*SHORT EXERCISE*
Go through the records underneath and write each one out again exactly.

── LISTED ENTRIES

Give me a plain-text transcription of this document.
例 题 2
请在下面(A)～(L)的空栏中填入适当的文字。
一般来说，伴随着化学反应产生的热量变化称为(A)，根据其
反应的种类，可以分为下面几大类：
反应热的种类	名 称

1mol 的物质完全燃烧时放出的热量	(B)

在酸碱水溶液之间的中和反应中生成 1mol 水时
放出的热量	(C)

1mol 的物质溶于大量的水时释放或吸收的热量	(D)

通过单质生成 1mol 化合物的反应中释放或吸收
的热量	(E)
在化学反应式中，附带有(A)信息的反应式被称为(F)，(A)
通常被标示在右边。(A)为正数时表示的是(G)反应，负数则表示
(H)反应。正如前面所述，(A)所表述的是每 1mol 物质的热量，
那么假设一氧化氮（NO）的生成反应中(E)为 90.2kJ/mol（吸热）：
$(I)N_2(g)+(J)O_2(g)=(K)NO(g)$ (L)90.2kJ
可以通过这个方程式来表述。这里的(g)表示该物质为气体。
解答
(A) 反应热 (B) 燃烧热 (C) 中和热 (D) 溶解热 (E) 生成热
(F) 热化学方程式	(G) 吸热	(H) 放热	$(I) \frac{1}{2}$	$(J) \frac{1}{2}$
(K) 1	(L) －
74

────

*WRITTEN RESPONSE*
Give me a plain-text transcription of this document.
例 题 2
请在下面(A)～(L)的空栏中填入适当的文字。
一般来说，伴随着化学反应产生的热量变化称为(A)，根据其
反应的种类，可以分为下面几大类：
反应热的种类	名 称

1mol 的物质完全燃烧时放出的热量	(B)

在酸碱水溶液之间的中和反应中生成 1mol 水时
放出的热量	(C)

1mol 的物质溶于大量的水时释放或吸收的热量	(D)

通过单质生成 1mol 化合物的反应中释放或吸收
的热量	(E)
在化学反应式中，附带有(A)信息的反应式被称为(F)，(A)
通常被标示在右边。(A)为正数时表示的是(G)反应，负数则表示
(H)反应。正如前面所述，(A)所表述的是每 1mol 物质的热量，
那么假设一氧化氮（NO）的生成反应中(E)为 90.2kJ/mol（吸热）：
$(I)N_2(g)+(J)O_2(g)=(K)NO(g)$ (L)90.2kJ
可以通过这个方程式来表述。这里的(g)表示该物质为气体。
解答
(A) 反应热 (B) 燃烧热 (C) 中和热 (D) 溶解热 (E) 生成热
(F) 热化学方程式	(G) 吸热	(H) 放热	$(I) \frac{1}{2}$	$(J) \frac{1}{2}$
(K) 1	(L) －
74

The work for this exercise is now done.